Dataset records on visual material
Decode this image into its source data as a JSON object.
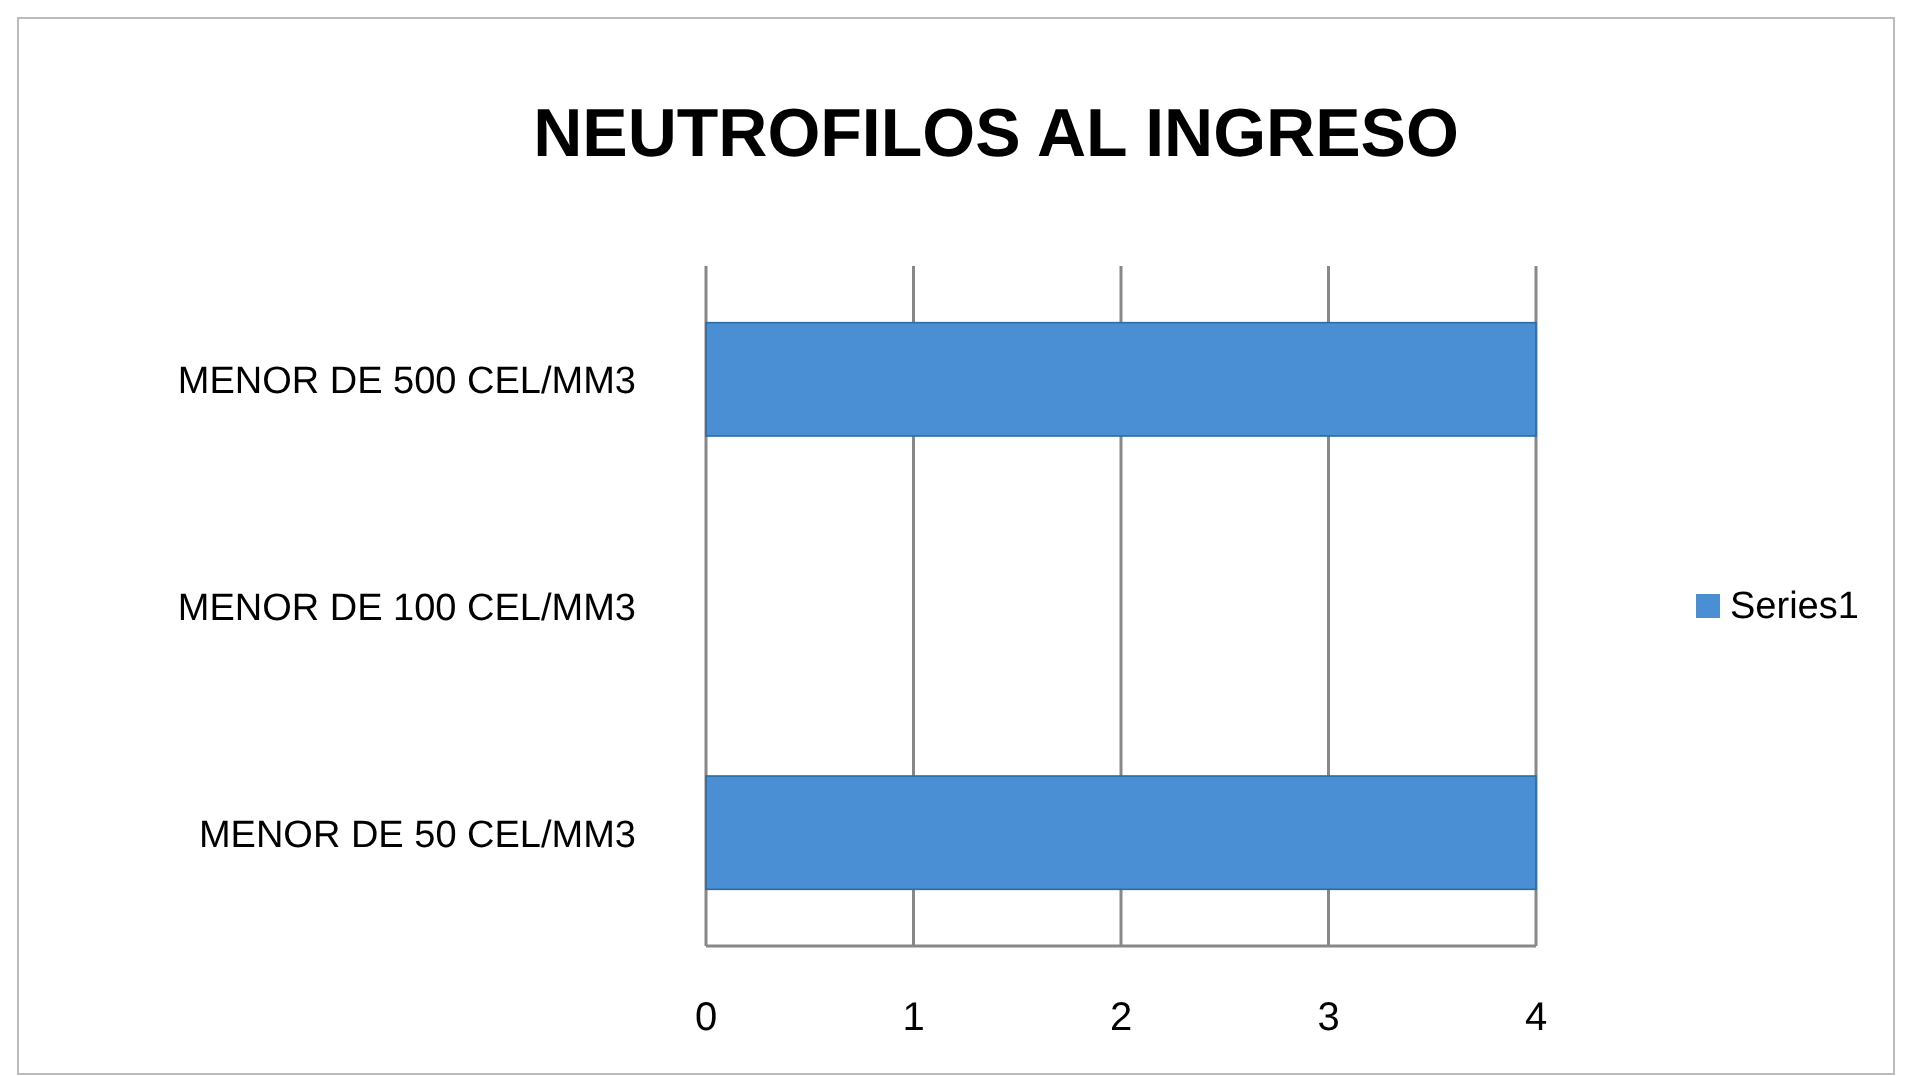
{
  "chart_data": {
    "type": "bar",
    "orientation": "horizontal",
    "title": "NEUTROFILOS AL INGRESO",
    "categories": [
      "MENOR DE 500 CEL/MM3",
      "MENOR DE 100 CEL/MM3",
      "MENOR DE 50 CEL/MM3"
    ],
    "series": [
      {
        "name": "Series1",
        "color": "#4a8fd4",
        "values": [
          4,
          0,
          4
        ]
      }
    ],
    "xlim": [
      0,
      4
    ],
    "xticks": [
      0,
      1,
      2,
      3,
      4
    ],
    "grid": "x",
    "legend": "right"
  }
}
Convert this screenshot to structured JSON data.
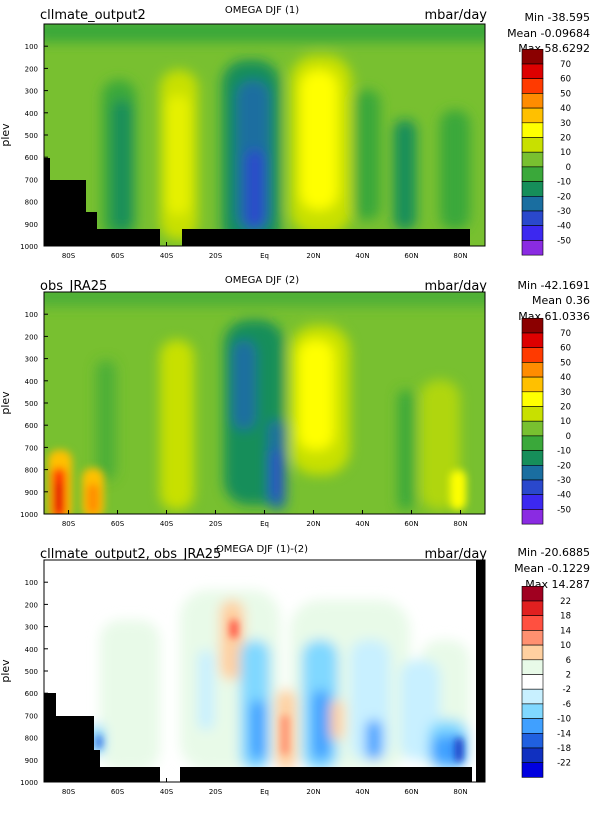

● SET PROBLEM
Transcribe the listing in full. Omit the pictures and keep every line exact.

● PROBLEM SOLUTION
Decode this image into its source data as a JSON object.
{
  "chart_data": {
    "type": "bar",
    "orientation": "horizontal",
    "title": "NEUTROFILOS AL INGRESO",
    "categories": [
      "MENOR DE 500 CEL/MM3",
      "MENOR DE 100 CEL/MM3",
      "MENOR DE 50 CEL/MM3"
    ],
    "series": [
      {
        "name": "Series1",
        "color": "#4a8fd4",
        "values": [
          4,
          0,
          4
        ]
      }
    ],
    "xlim": [
      0,
      4
    ],
    "xticks": [
      0,
      1,
      2,
      3,
      4
    ],
    "grid": "x",
    "legend": "right"
  }
}
Convert this screenshot to structured JSON data.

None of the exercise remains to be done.